Extracted records
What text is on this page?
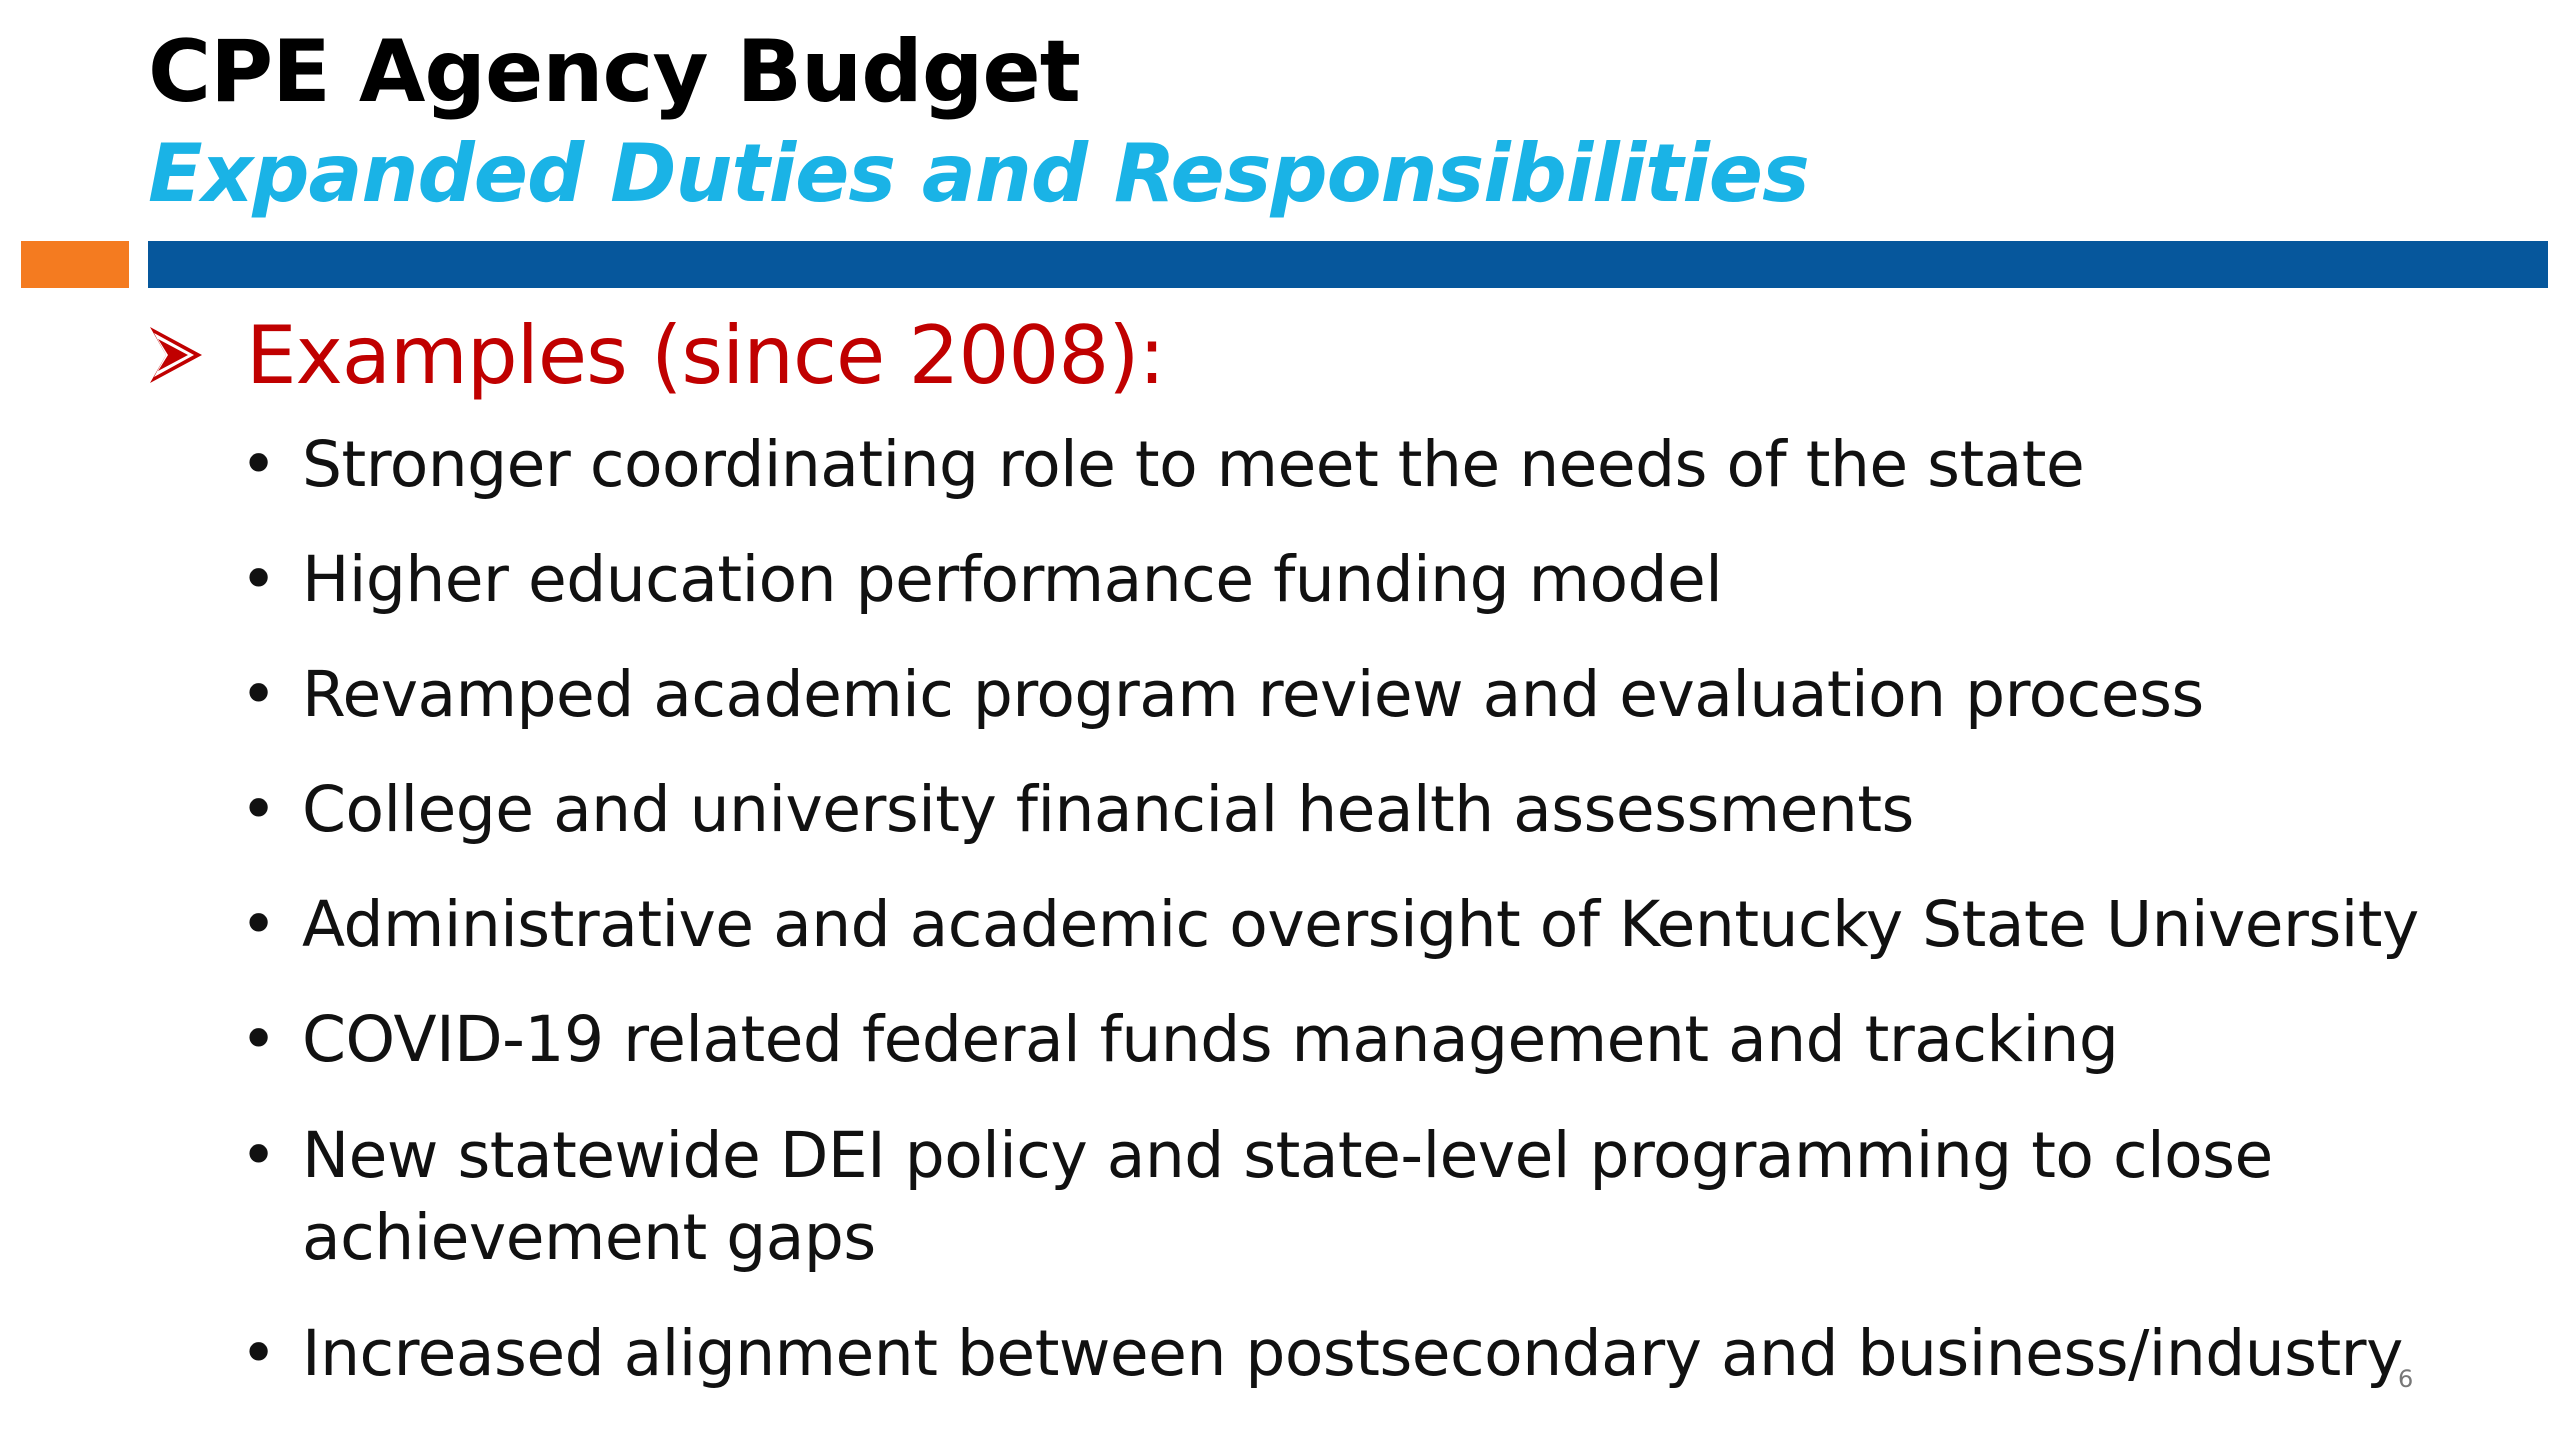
CPE Agency Budget
Expanded Duties and Responsibilities
Examples (since 2008):
• Stronger coordinating role to meet the needs of the state
• Higher education performance funding model
• Revamped academic program review and evaluation process
• College and university financial health assessments
• Administrative and academic oversight of Kentucky State University
• COVID-19 related federal funds management and tracking
• New statewide DEI policy and state-level programming to close achievement gaps
• Increased alignment between postsecondary and business/industry
6
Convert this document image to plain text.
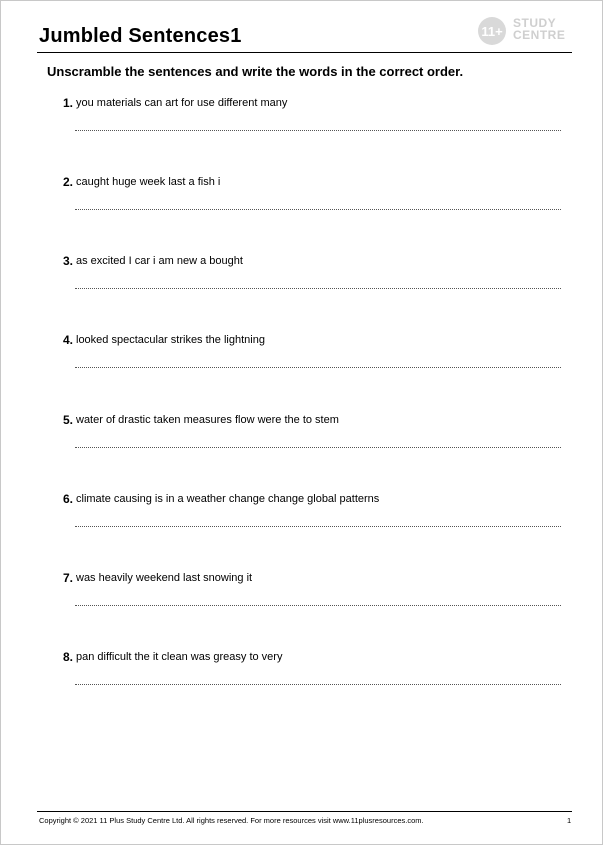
Jumbled Sentences1	11+
STUDY
CENTRE
Unscramble the sentences and write the words in the correct order.
1. you materials can art for use different many
2. caught huge week last a fish i
3. as excited I car i am new a bought
4. looked spectacular strikes the lightning
5. water of drastic taken measures flow were the to stem
6. climate causing is in a weather change change global patterns
7. was heavily weekend last snowing it
8. pan difficult the it clean was greasy to very
Copyright © 2021 11 Plus Study Centre Ltd. All rights reserved. For more resources visit www.11plusresources.com.	1
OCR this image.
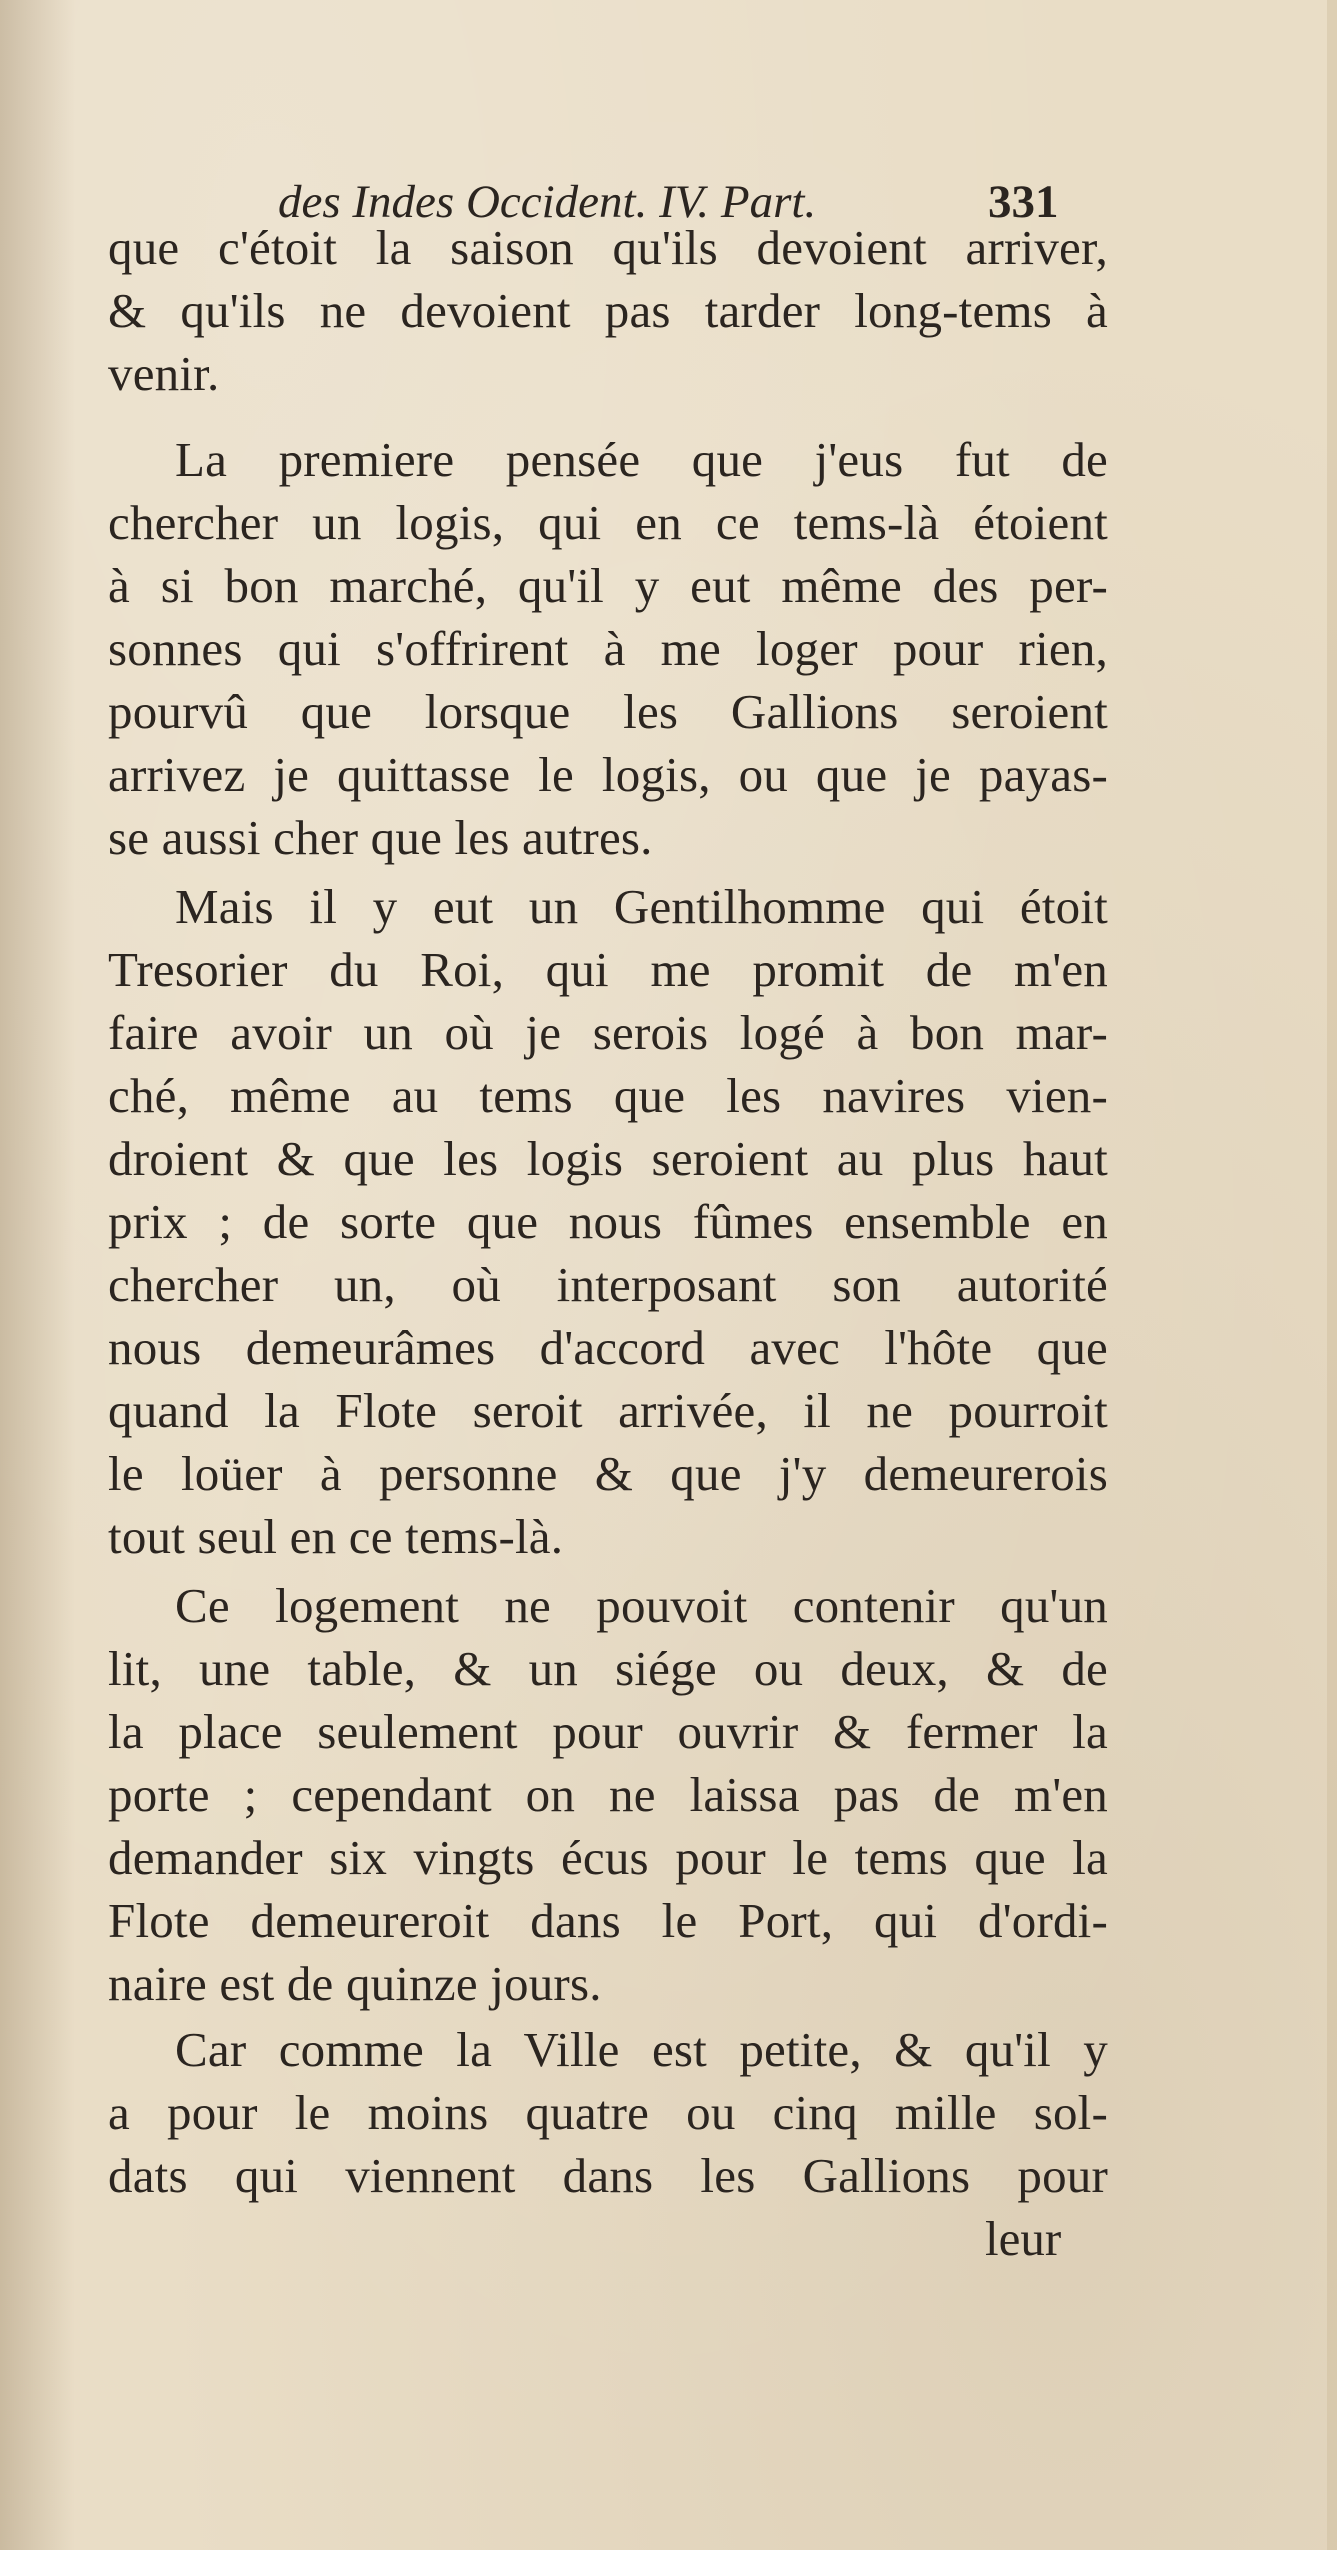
des Indes Occident. IV. Part.	331
que c'étoit la saison qu'ils devoient arriver,
& qu'ils ne devoient pas tarder long-tems à
venir.
La premiere pensée que j'eus fut de
chercher un logis, qui en ce tems-là étoient
à si bon marché, qu'il y eut même des per-
sonnes qui s'offrirent à me loger pour rien,
pourvû que lorsque les Gallions seroient
arrivez je quittasse le logis, ou que je payas-
se aussi cher que les autres.
Mais il y eut un Gentilhomme qui étoit
Tresorier du Roi, qui me promit de m'en
faire avoir un où je serois logé à bon mar-
ché, même au tems que les navires vien-
droient & que les logis seroient au plus haut
prix ; de sorte que nous fûmes ensemble en
chercher un, où interposant son autorité
nous demeurâmes d'accord avec l'hôte que
quand la Flote seroit arrivée, il ne pourroit
le loüer à personne & que j'y demeurerois
tout seul en ce tems-là.
Ce logement ne pouvoit contenir qu'un
lit, une table, & un siége ou deux, & de
la place seulement pour ouvrir & fermer la
porte ; cependant on ne laissa pas de m'en
demander six vingts écus pour le tems que la
Flote demeureroit dans le Port, qui d'ordi-
naire est de quinze jours.
Car comme la Ville est petite, & qu'il y
a pour le moins quatre ou cinq mille sol-
dats qui viennent dans les Gallions pour
leur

■ **Goal**
What comes back should match the records exactly, minus any pictures.

■ **Full output**
What text is on this page?
CPE Agency Budget
Expanded Duties and Responsibilities
Examples (since 2008):
• Stronger coordinating role to meet the needs of the state
• Higher education performance funding model
• Revamped academic program review and evaluation process
• College and university financial health assessments
• Administrative and academic oversight of Kentucky State University
• COVID-19 related federal funds management and tracking
• New statewide DEI policy and state-level programming to close achievement gaps
• Increased alignment between postsecondary and business/industry
6
Convert this document image to plain text.
Jumbled Sentences1	11+
STUDY
CENTRE
Unscramble the sentences and write the words in the correct order.
1. you materials can art for use different many
2. caught huge week last a fish i
3. as excited I car i am new a bought
4. looked spectacular strikes the lightning
5. water of drastic taken measures flow were the to stem
6. climate causing is in a weather change change global patterns
7. was heavily weekend last snowing it
8. pan difficult the it clean was greasy to very
Copyright © 2021 11 Plus Study Centre Ltd. All rights reserved. For more resources visit www.11plusresources.com.	1
OCR this image.
des Indes Occident. IV. Part.	331
que c'étoit la saison qu'ils devoient arriver,
& qu'ils ne devoient pas tarder long-tems à
venir.
La premiere pensée que j'eus fut de
chercher un logis, qui en ce tems-là étoient
à si bon marché, qu'il y eut même des per-
sonnes qui s'offrirent à me loger pour rien,
pourvû que lorsque les Gallions seroient
arrivez je quittasse le logis, ou que je payas-
se aussi cher que les autres.
Mais il y eut un Gentilhomme qui étoit
Tresorier du Roi, qui me promit de m'en
faire avoir un où je serois logé à bon mar-
ché, même au tems que les navires vien-
droient & que les logis seroient au plus haut
prix ; de sorte que nous fûmes ensemble en
chercher un, où interposant son autorité
nous demeurâmes d'accord avec l'hôte que
quand la Flote seroit arrivée, il ne pourroit
le loüer à personne & que j'y demeurerois
tout seul en ce tems-là.
Ce logement ne pouvoit contenir qu'un
lit, une table, & un siége ou deux, & de
la place seulement pour ouvrir & fermer la
porte ; cependant on ne laissa pas de m'en
demander six vingts écus pour le tems que la
Flote demeureroit dans le Port, qui d'ordi-
naire est de quinze jours.
Car comme la Ville est petite, & qu'il y
a pour le moins quatre ou cinq mille sol-
dats qui viennent dans les Gallions pour
leur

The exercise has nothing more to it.